Records contained in a dataset:
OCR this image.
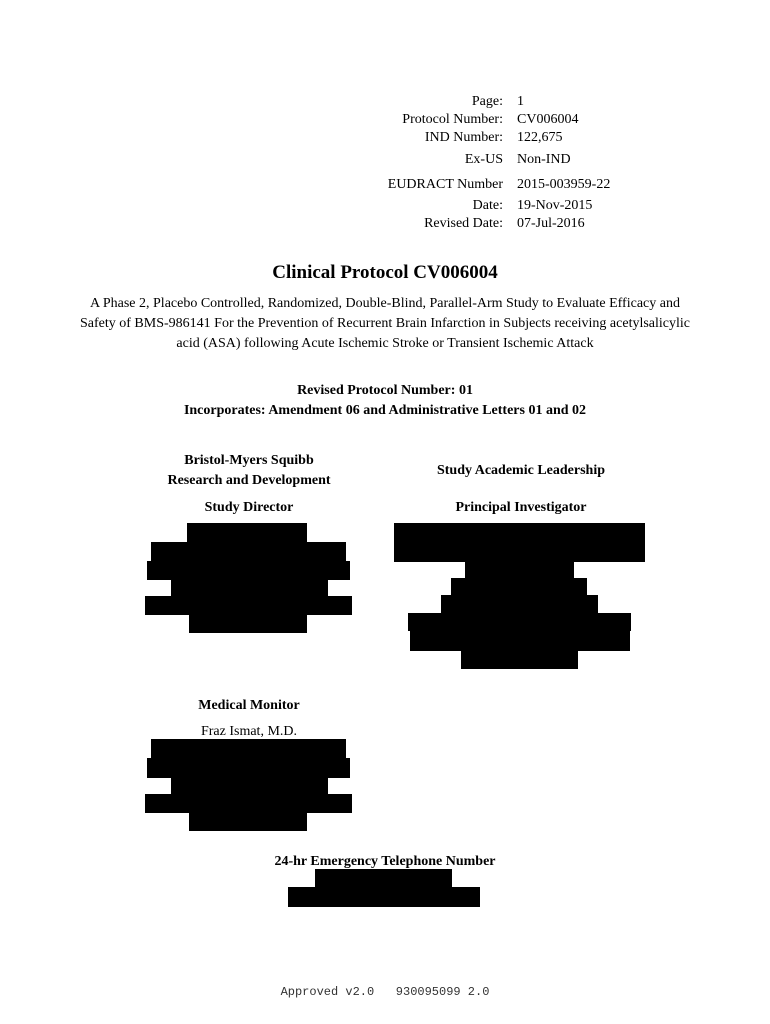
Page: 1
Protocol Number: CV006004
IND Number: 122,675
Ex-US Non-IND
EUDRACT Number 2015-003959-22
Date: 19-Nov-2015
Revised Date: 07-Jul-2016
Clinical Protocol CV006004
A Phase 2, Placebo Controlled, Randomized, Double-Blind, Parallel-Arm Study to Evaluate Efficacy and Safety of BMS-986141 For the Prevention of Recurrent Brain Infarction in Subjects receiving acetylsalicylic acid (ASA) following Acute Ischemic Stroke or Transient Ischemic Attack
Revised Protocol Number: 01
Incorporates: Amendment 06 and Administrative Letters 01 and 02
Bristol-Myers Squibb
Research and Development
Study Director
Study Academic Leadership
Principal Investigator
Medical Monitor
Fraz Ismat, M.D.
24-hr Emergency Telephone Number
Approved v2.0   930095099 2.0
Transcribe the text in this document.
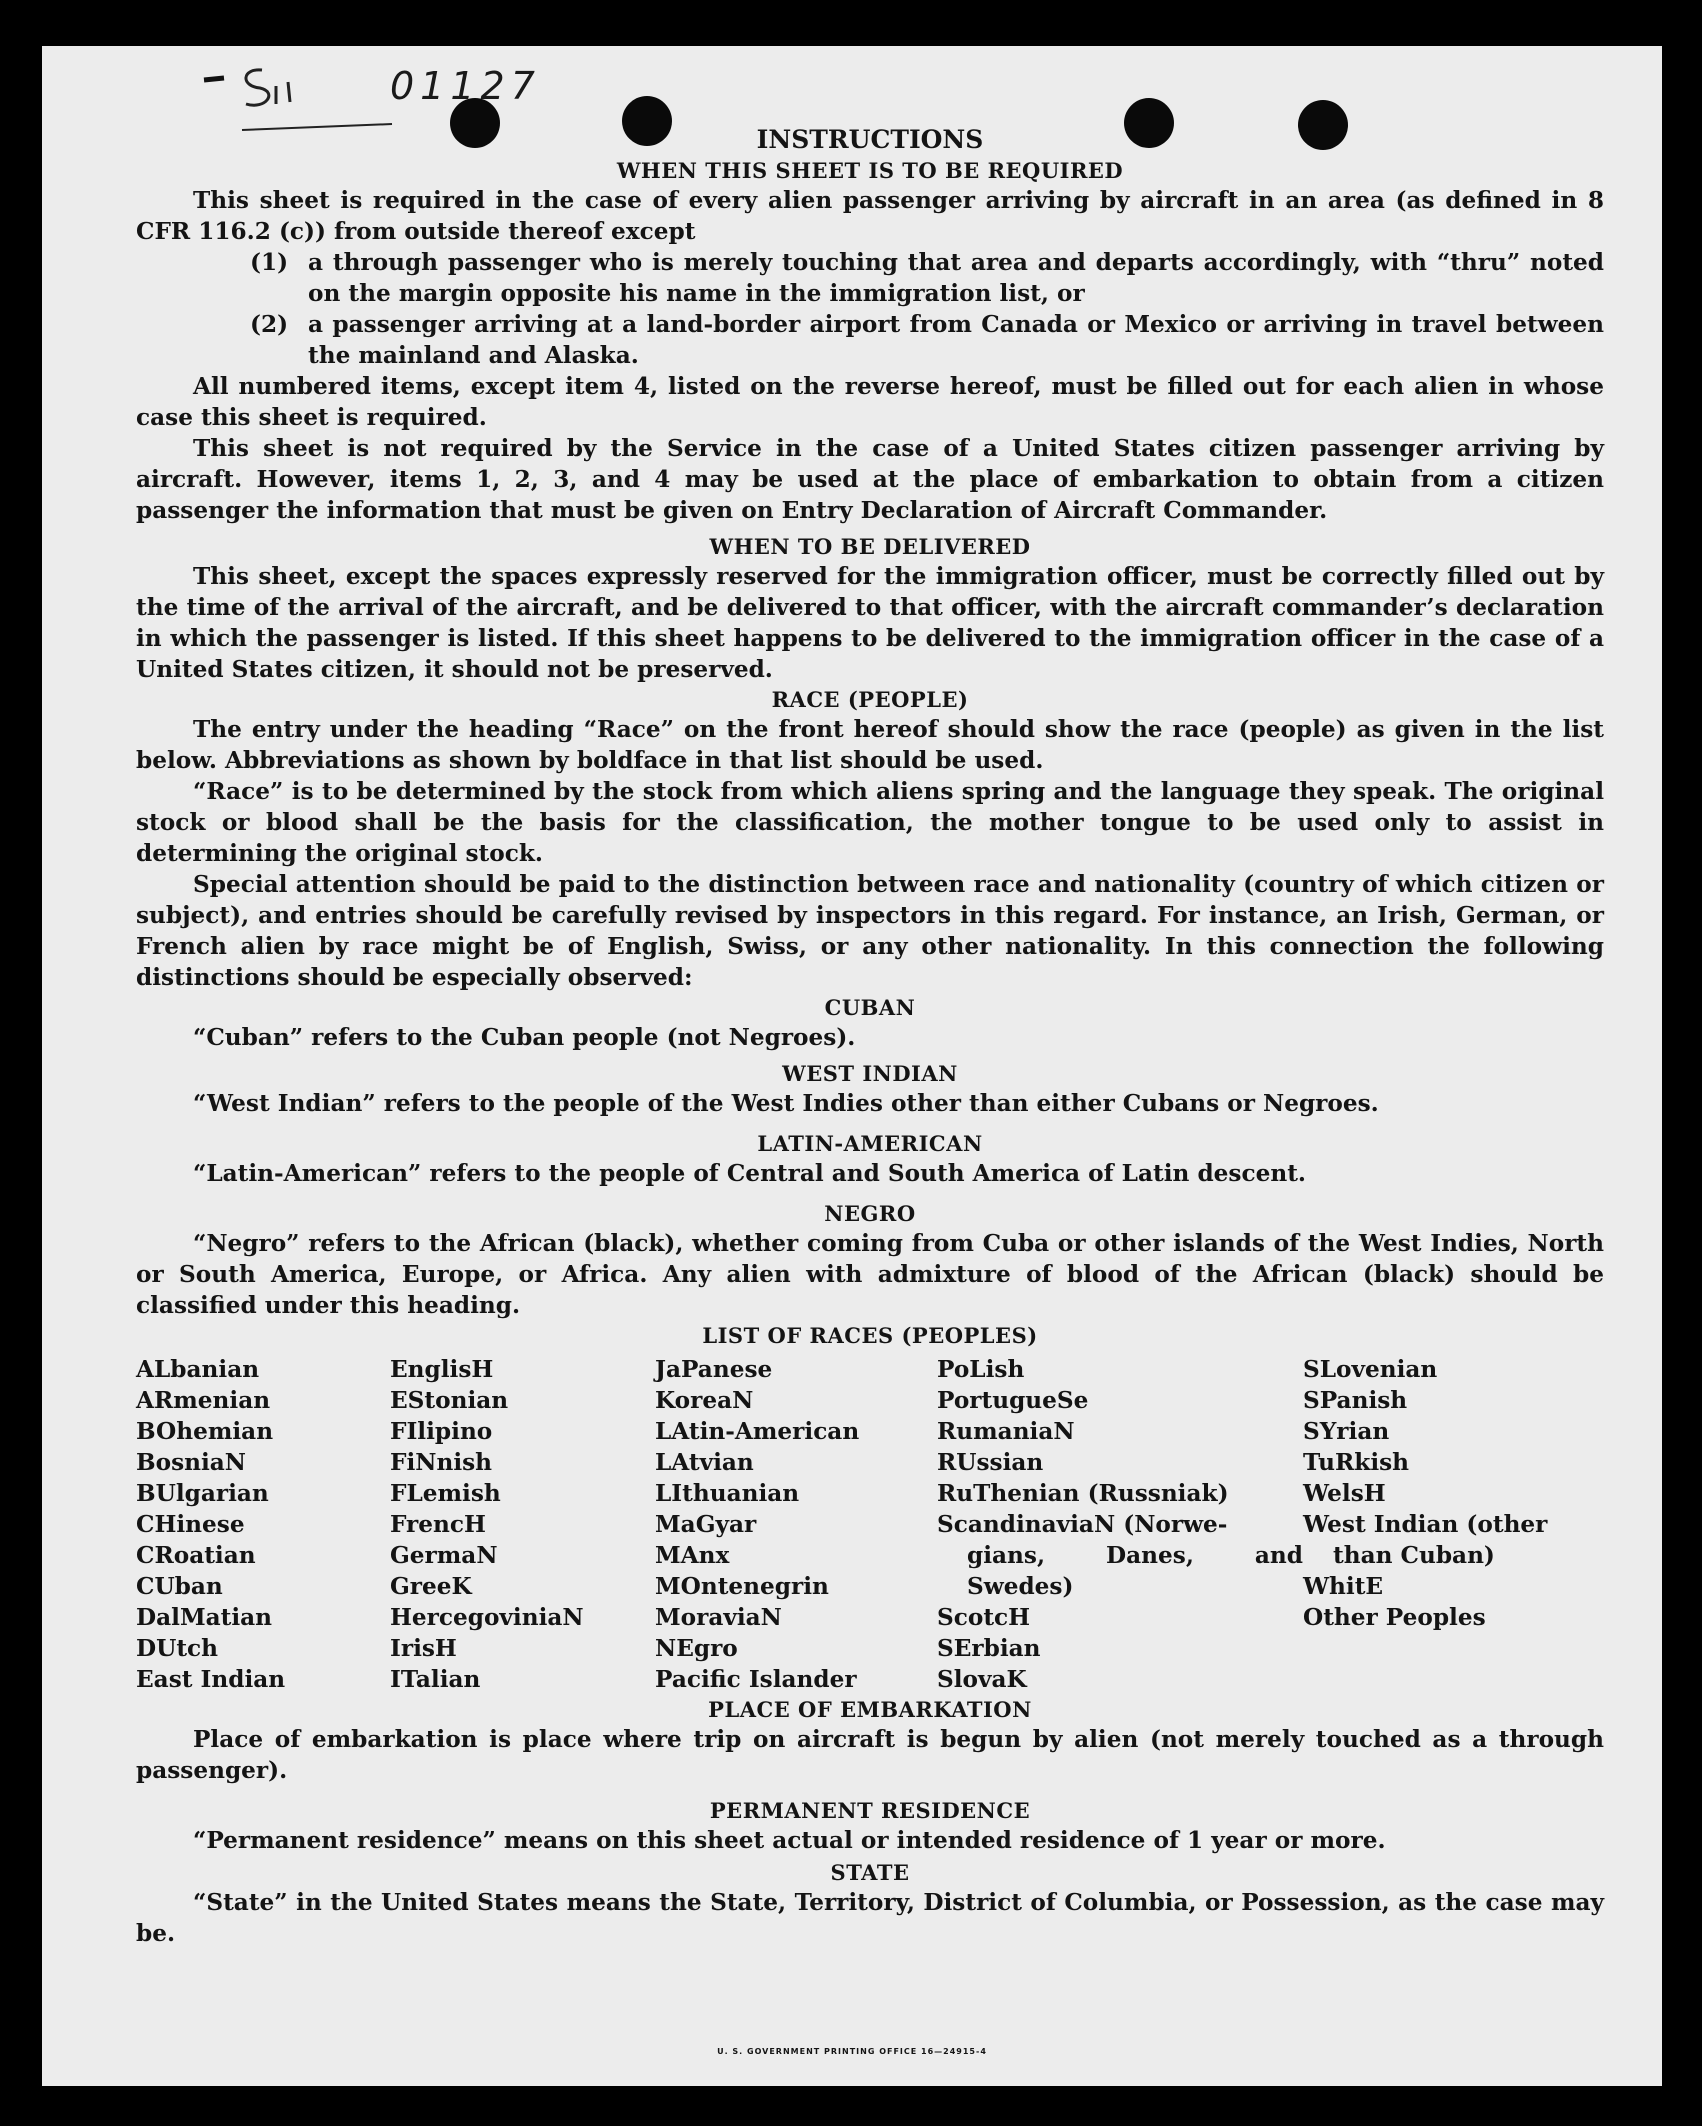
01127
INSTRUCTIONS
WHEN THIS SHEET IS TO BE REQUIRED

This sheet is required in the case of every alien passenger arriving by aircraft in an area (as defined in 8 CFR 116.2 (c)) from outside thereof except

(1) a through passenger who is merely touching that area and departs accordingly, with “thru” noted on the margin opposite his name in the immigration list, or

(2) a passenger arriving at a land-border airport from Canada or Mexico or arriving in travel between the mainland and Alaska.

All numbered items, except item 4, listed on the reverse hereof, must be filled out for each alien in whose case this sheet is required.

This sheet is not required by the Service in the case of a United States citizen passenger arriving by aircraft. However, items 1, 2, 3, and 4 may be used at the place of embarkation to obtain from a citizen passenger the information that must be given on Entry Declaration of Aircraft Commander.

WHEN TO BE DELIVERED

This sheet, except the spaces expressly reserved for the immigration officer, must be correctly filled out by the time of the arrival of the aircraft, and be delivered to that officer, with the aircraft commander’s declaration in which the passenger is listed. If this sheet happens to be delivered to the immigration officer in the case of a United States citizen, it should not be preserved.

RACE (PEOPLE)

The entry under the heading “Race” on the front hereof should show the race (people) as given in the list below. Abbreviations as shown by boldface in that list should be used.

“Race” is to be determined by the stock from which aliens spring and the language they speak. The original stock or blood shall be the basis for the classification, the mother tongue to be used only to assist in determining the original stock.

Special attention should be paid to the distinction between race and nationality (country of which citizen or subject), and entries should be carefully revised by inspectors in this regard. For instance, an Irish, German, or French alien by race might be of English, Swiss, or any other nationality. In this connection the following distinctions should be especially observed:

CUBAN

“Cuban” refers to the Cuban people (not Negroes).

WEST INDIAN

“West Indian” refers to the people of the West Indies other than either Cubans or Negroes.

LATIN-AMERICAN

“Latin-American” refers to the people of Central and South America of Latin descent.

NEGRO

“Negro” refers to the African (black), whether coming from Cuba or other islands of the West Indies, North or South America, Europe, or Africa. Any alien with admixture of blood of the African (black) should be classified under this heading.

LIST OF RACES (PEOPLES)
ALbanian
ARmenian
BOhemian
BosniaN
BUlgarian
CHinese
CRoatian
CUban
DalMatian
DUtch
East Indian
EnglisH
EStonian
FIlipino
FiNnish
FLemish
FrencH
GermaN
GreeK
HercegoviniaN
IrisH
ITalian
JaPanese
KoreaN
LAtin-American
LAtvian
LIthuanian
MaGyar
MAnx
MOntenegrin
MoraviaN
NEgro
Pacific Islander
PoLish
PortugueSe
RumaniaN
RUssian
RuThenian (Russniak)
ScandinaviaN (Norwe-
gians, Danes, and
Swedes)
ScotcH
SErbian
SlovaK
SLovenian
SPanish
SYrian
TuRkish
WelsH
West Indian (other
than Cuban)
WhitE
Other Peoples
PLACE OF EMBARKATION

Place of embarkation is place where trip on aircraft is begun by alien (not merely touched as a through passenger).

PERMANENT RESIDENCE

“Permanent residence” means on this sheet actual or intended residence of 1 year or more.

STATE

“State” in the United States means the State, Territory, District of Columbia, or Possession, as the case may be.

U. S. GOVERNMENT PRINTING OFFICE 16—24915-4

» **What is expected**: Omit the pictures. Output every record above word for word.

» **Task answer**:
OCR this image.
Page: 1
Protocol Number: CV006004
IND Number: 122,675
Ex-US Non-IND
EUDRACT Number 2015-003959-22
Date: 19-Nov-2015
Revised Date: 07-Jul-2016
Clinical Protocol CV006004
A Phase 2, Placebo Controlled, Randomized, Double-Blind, Parallel-Arm Study to Evaluate Efficacy and Safety of BMS-986141 For the Prevention of Recurrent Brain Infarction in Subjects receiving acetylsalicylic acid (ASA) following Acute Ischemic Stroke or Transient Ischemic Attack
Revised Protocol Number: 01
Incorporates: Amendment 06 and Administrative Letters 01 and 02
Bristol-Myers Squibb
Research and Development
Study Director
Study Academic Leadership
Principal Investigator
Medical Monitor
Fraz Ismat, M.D.
24-hr Emergency Telephone Number
Approved v2.0   930095099 2.0
Transcribe the text in this document.
01127
INSTRUCTIONS
WHEN THIS SHEET IS TO BE REQUIRED

This sheet is required in the case of every alien passenger arriving by aircraft in an area (as defined in 8 CFR 116.2 (c)) from outside thereof except

(1) a through passenger who is merely touching that area and departs accordingly, with “thru” noted on the margin opposite his name in the immigration list, or

(2) a passenger arriving at a land-border airport from Canada or Mexico or arriving in travel between the mainland and Alaska.

All numbered items, except item 4, listed on the reverse hereof, must be filled out for each alien in whose case this sheet is required.

This sheet is not required by the Service in the case of a United States citizen passenger arriving by aircraft. However, items 1, 2, 3, and 4 may be used at the place of embarkation to obtain from a citizen passenger the information that must be given on Entry Declaration of Aircraft Commander.

WHEN TO BE DELIVERED

This sheet, except the spaces expressly reserved for the immigration officer, must be correctly filled out by the time of the arrival of the aircraft, and be delivered to that officer, with the aircraft commander’s declaration in which the passenger is listed. If this sheet happens to be delivered to the immigration officer in the case of a United States citizen, it should not be preserved.

RACE (PEOPLE)

The entry under the heading “Race” on the front hereof should show the race (people) as given in the list below. Abbreviations as shown by boldface in that list should be used.

“Race” is to be determined by the stock from which aliens spring and the language they speak. The original stock or blood shall be the basis for the classification, the mother tongue to be used only to assist in determining the original stock.

Special attention should be paid to the distinction between race and nationality (country of which citizen or subject), and entries should be carefully revised by inspectors in this regard. For instance, an Irish, German, or French alien by race might be of English, Swiss, or any other nationality. In this connection the following distinctions should be especially observed:

CUBAN

“Cuban” refers to the Cuban people (not Negroes).

WEST INDIAN

“West Indian” refers to the people of the West Indies other than either Cubans or Negroes.

LATIN-AMERICAN

“Latin-American” refers to the people of Central and South America of Latin descent.

NEGRO

“Negro” refers to the African (black), whether coming from Cuba or other islands of the West Indies, North or South America, Europe, or Africa. Any alien with admixture of blood of the African (black) should be classified under this heading.

LIST OF RACES (PEOPLES)
ALbanian
ARmenian
BOhemian
BosniaN
BUlgarian
CHinese
CRoatian
CUban
DalMatian
DUtch
East Indian
EnglisH
EStonian
FIlipino
FiNnish
FLemish
FrencH
GermaN
GreeK
HercegoviniaN
IrisH
ITalian
JaPanese
KoreaN
LAtin-American
LAtvian
LIthuanian
MaGyar
MAnx
MOntenegrin
MoraviaN
NEgro
Pacific Islander
PoLish
PortugueSe
RumaniaN
RUssian
RuThenian (Russniak)
ScandinaviaN (Norwe-
gians, Danes, and
Swedes)
ScotcH
SErbian
SlovaK
SLovenian
SPanish
SYrian
TuRkish
WelsH
West Indian (other
than Cuban)
WhitE
Other Peoples
PLACE OF EMBARKATION

Place of embarkation is place where trip on aircraft is begun by alien (not merely touched as a through passenger).

PERMANENT RESIDENCE

“Permanent residence” means on this sheet actual or intended residence of 1 year or more.

STATE

“State” in the United States means the State, Territory, District of Columbia, or Possession, as the case may be.

U. S. GOVERNMENT PRINTING OFFICE 16—24915-4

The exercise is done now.